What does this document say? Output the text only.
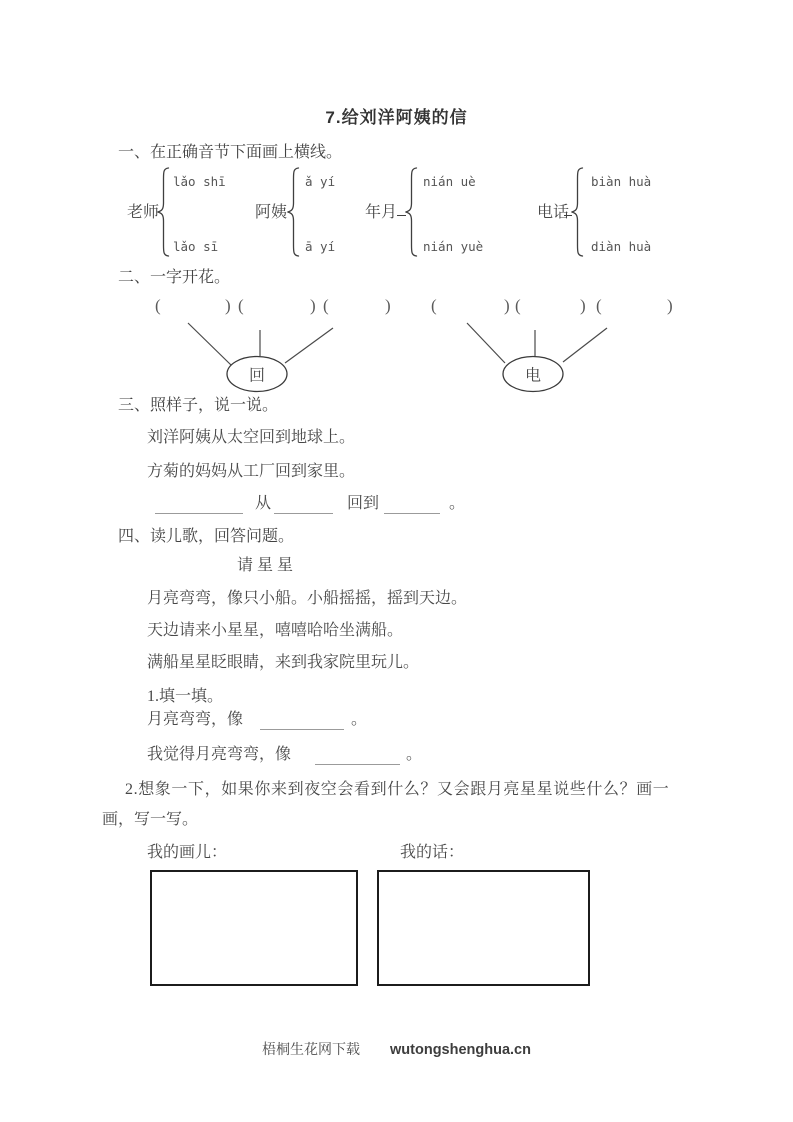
7.给刘洋阿姨的信
一、在正确音节下面画上横线。
老师
lǎo shī
lǎo sī
阿姨
ǎ yí
ā yí
年月
nián uè
nián yuè
电话
biàn huà
diàn huà
二、一字开花。
(	) (	) (	) (	) (	) (	)
回	电
三、照样子，说一说。
刘洋阿姨从太空回到地球上。
方菊的妈妈从工厂回到家里。
从	回到	。
四、读儿歌，回答问题。
请 星 星
月亮弯弯，像只小船。小船摇摇，摇到天边。
天边请来小星星，嘻嘻哈哈坐满船。
满船星星眨眼睛，来到我家院里玩儿。
1.填一填。
月亮弯弯，像	。
我觉得月亮弯弯，像	。
2.想象一下，如果你来到夜空会看到什么？又会跟月亮星星说些什么？画一
画，写一写。
我的画儿：	我的话：
梧桐生花网下载 wutongshenghua.cn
-*-*-
### TASK INSTRUCTIONS
Print the listing above in full, exactly as written. Omit any pictures.

### SOLVED PROBLEM
What does this document say? Output the text only.
7.给刘洋阿姨的信
一、在正确音节下面画上横线。
老师
lǎo shī
lǎo sī
阿姨
ǎ yí
ā yí
年月
nián uè
nián yuè
电话
biàn huà
diàn huà
二、一字开花。
(	) (	) (	) (	) (	) (	)
回	电
三、照样子，说一说。
刘洋阿姨从太空回到地球上。
方菊的妈妈从工厂回到家里。
从	回到	。
四、读儿歌，回答问题。
请 星 星
月亮弯弯，像只小船。小船摇摇，摇到天边。
天边请来小星星，嘻嘻哈哈坐满船。
满船星星眨眼睛，来到我家院里玩儿。
1.填一填。
月亮弯弯，像	。
我觉得月亮弯弯，像	。
2.想象一下，如果你来到夜空会看到什么？又会跟月亮星星说些什么？画一
画，写一写。
我的画儿：	我的话：
梧桐生花网下载 wutongshenghua.cn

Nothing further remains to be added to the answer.